> [WHAT YOU NEED TO DO]: Repeat everything in the material exactly.

> [MATERIAL PROVIDED]:
* Start *

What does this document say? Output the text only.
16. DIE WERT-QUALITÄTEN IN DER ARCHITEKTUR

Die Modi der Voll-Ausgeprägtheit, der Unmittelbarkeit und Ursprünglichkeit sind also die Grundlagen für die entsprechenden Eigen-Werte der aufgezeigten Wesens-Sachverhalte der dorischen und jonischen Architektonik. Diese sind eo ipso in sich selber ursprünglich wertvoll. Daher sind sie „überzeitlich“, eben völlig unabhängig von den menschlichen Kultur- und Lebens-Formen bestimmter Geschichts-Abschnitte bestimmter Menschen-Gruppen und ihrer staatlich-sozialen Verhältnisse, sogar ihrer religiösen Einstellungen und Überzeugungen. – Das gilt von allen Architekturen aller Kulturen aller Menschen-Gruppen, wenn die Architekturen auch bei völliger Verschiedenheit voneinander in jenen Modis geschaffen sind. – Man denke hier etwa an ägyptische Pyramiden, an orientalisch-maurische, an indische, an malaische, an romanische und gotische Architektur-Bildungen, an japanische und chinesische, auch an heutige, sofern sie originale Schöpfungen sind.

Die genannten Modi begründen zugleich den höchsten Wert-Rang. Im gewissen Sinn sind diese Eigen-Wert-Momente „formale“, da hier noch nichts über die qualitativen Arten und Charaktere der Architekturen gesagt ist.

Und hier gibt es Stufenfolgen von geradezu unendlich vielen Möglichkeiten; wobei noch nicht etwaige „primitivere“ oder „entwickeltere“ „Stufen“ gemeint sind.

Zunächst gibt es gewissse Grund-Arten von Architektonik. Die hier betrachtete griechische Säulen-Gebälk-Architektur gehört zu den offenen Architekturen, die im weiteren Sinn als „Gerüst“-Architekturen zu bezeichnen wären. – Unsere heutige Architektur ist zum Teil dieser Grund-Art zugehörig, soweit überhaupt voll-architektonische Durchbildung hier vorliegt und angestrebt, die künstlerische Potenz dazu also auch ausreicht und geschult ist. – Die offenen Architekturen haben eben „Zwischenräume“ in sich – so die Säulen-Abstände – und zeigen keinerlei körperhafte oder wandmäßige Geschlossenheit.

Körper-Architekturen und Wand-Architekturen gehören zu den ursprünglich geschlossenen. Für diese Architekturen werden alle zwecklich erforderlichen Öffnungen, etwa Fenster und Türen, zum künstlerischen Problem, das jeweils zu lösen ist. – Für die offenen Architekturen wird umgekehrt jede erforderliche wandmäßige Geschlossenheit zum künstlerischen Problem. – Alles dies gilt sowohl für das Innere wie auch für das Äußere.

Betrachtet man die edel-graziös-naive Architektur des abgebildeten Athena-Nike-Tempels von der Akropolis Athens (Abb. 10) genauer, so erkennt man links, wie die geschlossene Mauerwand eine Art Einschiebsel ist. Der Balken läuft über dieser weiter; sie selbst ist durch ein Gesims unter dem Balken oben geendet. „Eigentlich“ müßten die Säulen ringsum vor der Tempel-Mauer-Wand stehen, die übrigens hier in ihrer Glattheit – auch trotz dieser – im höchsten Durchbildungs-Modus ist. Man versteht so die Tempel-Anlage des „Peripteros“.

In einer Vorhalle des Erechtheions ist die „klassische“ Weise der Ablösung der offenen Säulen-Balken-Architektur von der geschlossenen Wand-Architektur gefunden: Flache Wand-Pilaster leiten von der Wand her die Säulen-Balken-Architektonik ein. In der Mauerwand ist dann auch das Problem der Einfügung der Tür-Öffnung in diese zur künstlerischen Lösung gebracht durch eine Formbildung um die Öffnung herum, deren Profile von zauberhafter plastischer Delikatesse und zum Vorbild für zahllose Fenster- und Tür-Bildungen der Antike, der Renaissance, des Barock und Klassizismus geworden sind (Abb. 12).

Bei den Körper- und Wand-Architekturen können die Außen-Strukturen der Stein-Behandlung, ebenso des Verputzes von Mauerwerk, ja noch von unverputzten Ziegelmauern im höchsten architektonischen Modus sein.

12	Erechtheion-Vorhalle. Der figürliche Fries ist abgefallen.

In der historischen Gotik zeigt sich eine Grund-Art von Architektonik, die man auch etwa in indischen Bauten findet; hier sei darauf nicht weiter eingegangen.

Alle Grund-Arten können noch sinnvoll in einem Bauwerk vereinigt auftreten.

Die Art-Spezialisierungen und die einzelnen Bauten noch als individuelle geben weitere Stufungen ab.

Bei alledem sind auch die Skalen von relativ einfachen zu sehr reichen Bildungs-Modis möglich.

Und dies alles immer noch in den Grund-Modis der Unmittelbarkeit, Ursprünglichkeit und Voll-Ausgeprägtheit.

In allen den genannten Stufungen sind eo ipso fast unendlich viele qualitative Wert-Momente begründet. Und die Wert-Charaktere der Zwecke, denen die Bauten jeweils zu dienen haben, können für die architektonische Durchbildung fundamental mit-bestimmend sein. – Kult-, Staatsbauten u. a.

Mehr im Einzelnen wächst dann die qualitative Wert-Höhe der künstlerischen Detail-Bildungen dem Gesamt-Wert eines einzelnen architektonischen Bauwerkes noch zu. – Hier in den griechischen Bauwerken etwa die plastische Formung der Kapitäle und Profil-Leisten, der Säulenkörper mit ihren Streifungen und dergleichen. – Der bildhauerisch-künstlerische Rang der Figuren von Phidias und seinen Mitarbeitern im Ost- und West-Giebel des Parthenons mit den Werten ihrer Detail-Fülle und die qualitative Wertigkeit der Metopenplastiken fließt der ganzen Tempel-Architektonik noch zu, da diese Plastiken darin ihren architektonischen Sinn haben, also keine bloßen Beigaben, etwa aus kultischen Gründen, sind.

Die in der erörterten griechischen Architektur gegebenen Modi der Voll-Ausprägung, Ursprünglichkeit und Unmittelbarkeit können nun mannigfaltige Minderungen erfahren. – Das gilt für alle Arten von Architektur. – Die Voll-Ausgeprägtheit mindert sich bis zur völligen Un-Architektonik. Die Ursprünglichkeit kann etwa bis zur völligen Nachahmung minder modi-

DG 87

* End *

> [SOLUTION FOR THIS EXERCISE]:
What does this document say? Output the text only.
16. DIE WERT-QUALITÄTEN IN DER ARCHITEKTUR

Die Modi der Voll-Ausgeprägtheit, der Unmittelbarkeit und Ursprünglichkeit sind also die Grundlagen für die entsprechenden Eigen-Werte der aufgezeigten Wesens-Sachverhalte der dorischen und jonischen Architektonik. Diese sind eo ipso in sich selber ursprünglich wertvoll. Daher sind sie „überzeitlich“, eben völlig unabhängig von den menschlichen Kultur- und Lebens-Formen bestimmter Geschichts-Abschnitte bestimmter Menschen-Gruppen und ihrer staatlich-sozialen Verhältnisse, sogar ihrer religiösen Einstellungen und Überzeugungen. – Das gilt von allen Architekturen aller Kulturen aller Menschen-Gruppen, wenn die Architekturen auch bei völliger Verschiedenheit voneinander in jenen Modis geschaffen sind. – Man denke hier etwa an ägyptische Pyramiden, an orientalisch-maurische, an indische, an malaische, an romanische und gotische Architektur-Bildungen, an japanische und chinesische, auch an heutige, sofern sie originale Schöpfungen sind.

Die genannten Modi begründen zugleich den höchsten Wert-Rang. Im gewissen Sinn sind diese Eigen-Wert-Momente „formale“, da hier noch nichts über die qualitativen Arten und Charaktere der Architekturen gesagt ist.

Und hier gibt es Stufenfolgen von geradezu unendlich vielen Möglichkeiten; wobei noch nicht etwaige „primitivere“ oder „entwickeltere“ „Stufen“ gemeint sind.

Zunächst gibt es gewissse Grund-Arten von Architektonik. Die hier betrachtete griechische Säulen-Gebälk-Architektur gehört zu den offenen Architekturen, die im weiteren Sinn als „Gerüst“-Architekturen zu bezeichnen wären. – Unsere heutige Architektur ist zum Teil dieser Grund-Art zugehörig, soweit überhaupt voll-architektonische Durchbildung hier vorliegt und angestrebt, die künstlerische Potenz dazu also auch ausreicht und geschult ist. – Die offenen Architekturen haben eben „Zwischenräume“ in sich – so die Säulen-Abstände – und zeigen keinerlei körperhafte oder wandmäßige Geschlossenheit.

Körper-Architekturen und Wand-Architekturen gehören zu den ursprünglich geschlossenen. Für diese Architekturen werden alle zwecklich erforderlichen Öffnungen, etwa Fenster und Türen, zum künstlerischen Problem, das jeweils zu lösen ist. – Für die offenen Architekturen wird umgekehrt jede erforderliche wandmäßige Geschlossenheit zum künstlerischen Problem. – Alles dies gilt sowohl für das Innere wie auch für das Äußere.

Betrachtet man die edel-graziös-naive Architektur des abgebildeten Athena-Nike-Tempels von der Akropolis Athens (Abb. 10) genauer, so erkennt man links, wie die geschlossene Mauerwand eine Art Einschiebsel ist. Der Balken läuft über dieser weiter; sie selbst ist durch ein Gesims unter dem Balken oben geendet. „Eigentlich“ müßten die Säulen ringsum vor der Tempel-Mauer-Wand stehen, die übrigens hier in ihrer Glattheit – auch trotz dieser – im höchsten Durchbildungs-Modus ist. Man versteht so die Tempel-Anlage des „Peripteros“.

In einer Vorhalle des Erechtheions ist die „klassische“ Weise der Ablösung der offenen Säulen-Balken-Architektur von der geschlossenen Wand-Architektur gefunden: Flache Wand-Pilaster leiten von der Wand her die Säulen-Balken-Architektonik ein. In der Mauerwand ist dann auch das Problem der Einfügung der Tür-Öffnung in diese zur künstlerischen Lösung gebracht durch eine Formbildung um die Öffnung herum, deren Profile von zauberhafter plastischer Delikatesse und zum Vorbild für zahllose Fenster- und Tür-Bildungen der Antike, der Renaissance, des Barock und Klassizismus geworden sind (Abb. 12).

Bei den Körper- und Wand-Architekturen können die Außen-Strukturen der Stein-Behandlung, ebenso des Verputzes von Mauerwerk, ja noch von unverputzten Ziegelmauern im höchsten architektonischen Modus sein.

12	Erechtheion-Vorhalle. Der figürliche Fries ist abgefallen.

In der historischen Gotik zeigt sich eine Grund-Art von Architektonik, die man auch etwa in indischen Bauten findet; hier sei darauf nicht weiter eingegangen.

Alle Grund-Arten können noch sinnvoll in einem Bauwerk vereinigt auftreten.

Die Art-Spezialisierungen und die einzelnen Bauten noch als individuelle geben weitere Stufungen ab.

Bei alledem sind auch die Skalen von relativ einfachen zu sehr reichen Bildungs-Modis möglich.

Und dies alles immer noch in den Grund-Modis der Unmittelbarkeit, Ursprünglichkeit und Voll-Ausgeprägtheit.

In allen den genannten Stufungen sind eo ipso fast unendlich viele qualitative Wert-Momente begründet. Und die Wert-Charaktere der Zwecke, denen die Bauten jeweils zu dienen haben, können für die architektonische Durchbildung fundamental mit-bestimmend sein. – Kult-, Staatsbauten u. a.

Mehr im Einzelnen wächst dann die qualitative Wert-Höhe der künstlerischen Detail-Bildungen dem Gesamt-Wert eines einzelnen architektonischen Bauwerkes noch zu. – Hier in den griechischen Bauwerken etwa die plastische Formung der Kapitäle und Profil-Leisten, der Säulenkörper mit ihren Streifungen und dergleichen. – Der bildhauerisch-künstlerische Rang der Figuren von Phidias und seinen Mitarbeitern im Ost- und West-Giebel des Parthenons mit den Werten ihrer Detail-Fülle und die qualitative Wertigkeit der Metopenplastiken fließt der ganzen Tempel-Architektonik noch zu, da diese Plastiken darin ihren architektonischen Sinn haben, also keine bloßen Beigaben, etwa aus kultischen Gründen, sind.

Die in der erörterten griechischen Architektur gegebenen Modi der Voll-Ausprägung, Ursprünglichkeit und Unmittelbarkeit können nun mannigfaltige Minderungen erfahren. – Das gilt für alle Arten von Architektur. – Die Voll-Ausgeprägtheit mindert sich bis zur völligen Un-Architektonik. Die Ursprünglichkeit kann etwa bis zur völligen Nachahmung minder modi-

DG 87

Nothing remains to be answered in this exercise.